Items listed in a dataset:

————

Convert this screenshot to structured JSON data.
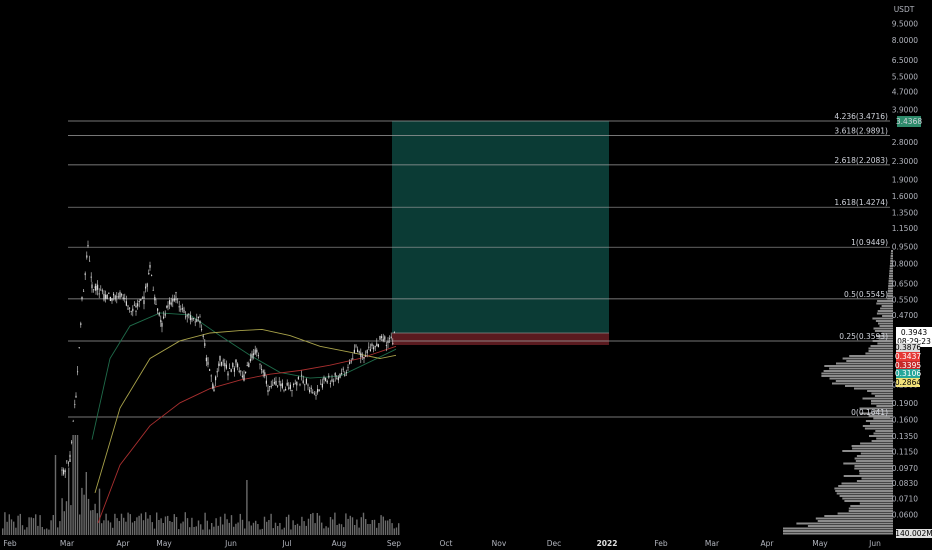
{
  "axis": {
    "currency": "USDT",
    "y_ticks": [
      "9.5000",
      "8.0000",
      "6.5000",
      "5.5000",
      "4.7000",
      "3.9000",
      "2.8000",
      "2.3000",
      "1.9000",
      "1.6000",
      "1.3500",
      "1.1500",
      "0.9500",
      "0.8000",
      "0.6500",
      "0.5500",
      "0.4700",
      "0.2300",
      "0.1900",
      "0.1600",
      "0.1350",
      "0.1150",
      "0.0970",
      "0.0830",
      "0.0710",
      "0.0600"
    ],
    "x_labels": [
      "Feb",
      "Mar",
      "Apr",
      "May",
      "Jun",
      "Jul",
      "Aug",
      "Sep",
      "Oct",
      "Nov",
      "Dec",
      "2022",
      "Feb",
      "Mar",
      "Apr",
      "May",
      "Jun"
    ],
    "x_bold": "2022"
  },
  "badges": {
    "price": "0.3943",
    "countdown": "08:29:23",
    "target": "3.4368",
    "b1": "0.3876",
    "b2": "0.3437",
    "b3": "0.3395",
    "b4": "0.3106",
    "b5": "0.2864",
    "volume": "140.002M"
  },
  "fib_levels": [
    {
      "label": "4.236(3.4716)",
      "price": 3.4716
    },
    {
      "label": "3.618(2.9891)",
      "price": 2.9891
    },
    {
      "label": "2.618(2.2083)",
      "price": 2.2083
    },
    {
      "label": "1.618(1.4274)",
      "price": 1.4274
    },
    {
      "label": "1(0.9449)",
      "price": 0.9449
    },
    {
      "label": "0.5(0.5545)",
      "price": 0.5545
    },
    {
      "label": "0.25(0.3593)",
      "price": 0.3593
    },
    {
      "label": "0(0.1641)",
      "price": 0.1641
    }
  ],
  "colors": {
    "profit_zone": "#0b3b35",
    "loss_zone": "#5a1a1f",
    "candle": "#d9d9d9",
    "ma_green": "#1f6b4a",
    "ma_yellow": "#a8a24a",
    "ma_red": "#a82f2f",
    "price_badge": "#ffffff",
    "target_badge": "#2e8b6b"
  },
  "chart_data": {
    "type": "candlestick",
    "y_scale": "log",
    "entry": 0.3593,
    "target": 3.4368,
    "stop": 0.3106,
    "position_from": "Sep",
    "position_to": "Dec"
  }
}
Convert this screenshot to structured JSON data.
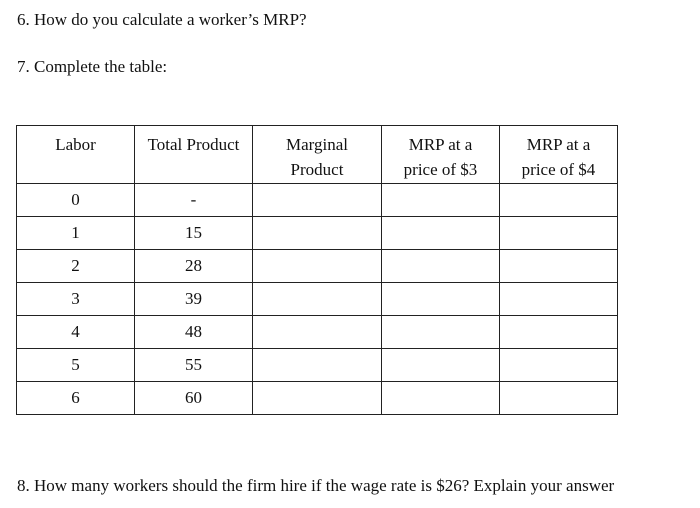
{
  "questions": {
    "q6": "6. How do you calculate a worker’s MRP?",
    "q7": "7. Complete the table:",
    "q8": "8. How many workers should the firm hire if the wage rate is $26? Explain your answer"
  },
  "table": {
    "headers": [
      [
        "Labor"
      ],
      [
        "Total Product"
      ],
      [
        "Marginal",
        "Product"
      ],
      [
        "MRP at a",
        "price of $3"
      ],
      [
        "MRP at a",
        "price of $4"
      ]
    ],
    "rows": [
      [
        "0",
        "-",
        "",
        "",
        ""
      ],
      [
        "1",
        "15",
        "",
        "",
        ""
      ],
      [
        "2",
        "28",
        "",
        "",
        ""
      ],
      [
        "3",
        "39",
        "",
        "",
        ""
      ],
      [
        "4",
        "48",
        "",
        "",
        ""
      ],
      [
        "5",
        "55",
        "",
        "",
        ""
      ],
      [
        "6",
        "60",
        "",
        "",
        ""
      ]
    ]
  }
}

————

_Short exercise_
The records above need to be given again exactly. Omit the pictures.

_The output_
Convert this screenshot to structured JSON data.
{
  "axis": {
    "currency": "USDT",
    "y_ticks": [
      "9.5000",
      "8.0000",
      "6.5000",
      "5.5000",
      "4.7000",
      "3.9000",
      "2.8000",
      "2.3000",
      "1.9000",
      "1.6000",
      "1.3500",
      "1.1500",
      "0.9500",
      "0.8000",
      "0.6500",
      "0.5500",
      "0.4700",
      "0.2300",
      "0.1900",
      "0.1600",
      "0.1350",
      "0.1150",
      "0.0970",
      "0.0830",
      "0.0710",
      "0.0600"
    ],
    "x_labels": [
      "Feb",
      "Mar",
      "Apr",
      "May",
      "Jun",
      "Jul",
      "Aug",
      "Sep",
      "Oct",
      "Nov",
      "Dec",
      "2022",
      "Feb",
      "Mar",
      "Apr",
      "May",
      "Jun"
    ],
    "x_bold": "2022"
  },
  "badges": {
    "price": "0.3943",
    "countdown": "08:29:23",
    "target": "3.4368",
    "b1": "0.3876",
    "b2": "0.3437",
    "b3": "0.3395",
    "b4": "0.3106",
    "b5": "0.2864",
    "volume": "140.002M"
  },
  "fib_levels": [
    {
      "label": "4.236(3.4716)",
      "price": 3.4716
    },
    {
      "label": "3.618(2.9891)",
      "price": 2.9891
    },
    {
      "label": "2.618(2.2083)",
      "price": 2.2083
    },
    {
      "label": "1.618(1.4274)",
      "price": 1.4274
    },
    {
      "label": "1(0.9449)",
      "price": 0.9449
    },
    {
      "label": "0.5(0.5545)",
      "price": 0.5545
    },
    {
      "label": "0.25(0.3593)",
      "price": 0.3593
    },
    {
      "label": "0(0.1641)",
      "price": 0.1641
    }
  ],
  "colors": {
    "profit_zone": "#0b3b35",
    "loss_zone": "#5a1a1f",
    "candle": "#d9d9d9",
    "ma_green": "#1f6b4a",
    "ma_yellow": "#a8a24a",
    "ma_red": "#a82f2f",
    "price_badge": "#ffffff",
    "target_badge": "#2e8b6b"
  },
  "chart_data": {
    "type": "candlestick",
    "y_scale": "log",
    "entry": 0.3593,
    "target": 3.4368,
    "stop": 0.3106,
    "position_from": "Sep",
    "position_to": "Dec"
  }
}
Convert this screenshot to structured JSON data.
{
  "questions": {
    "q6": "6. How do you calculate a worker’s MRP?",
    "q7": "7. Complete the table:",
    "q8": "8. How many workers should the firm hire if the wage rate is $26? Explain your answer"
  },
  "table": {
    "headers": [
      [
        "Labor"
      ],
      [
        "Total Product"
      ],
      [
        "Marginal",
        "Product"
      ],
      [
        "MRP at a",
        "price of $3"
      ],
      [
        "MRP at a",
        "price of $4"
      ]
    ],
    "rows": [
      [
        "0",
        "-",
        "",
        "",
        ""
      ],
      [
        "1",
        "15",
        "",
        "",
        ""
      ],
      [
        "2",
        "28",
        "",
        "",
        ""
      ],
      [
        "3",
        "39",
        "",
        "",
        ""
      ],
      [
        "4",
        "48",
        "",
        "",
        ""
      ],
      [
        "5",
        "55",
        "",
        "",
        ""
      ],
      [
        "6",
        "60",
        "",
        "",
        ""
      ]
    ]
  }
}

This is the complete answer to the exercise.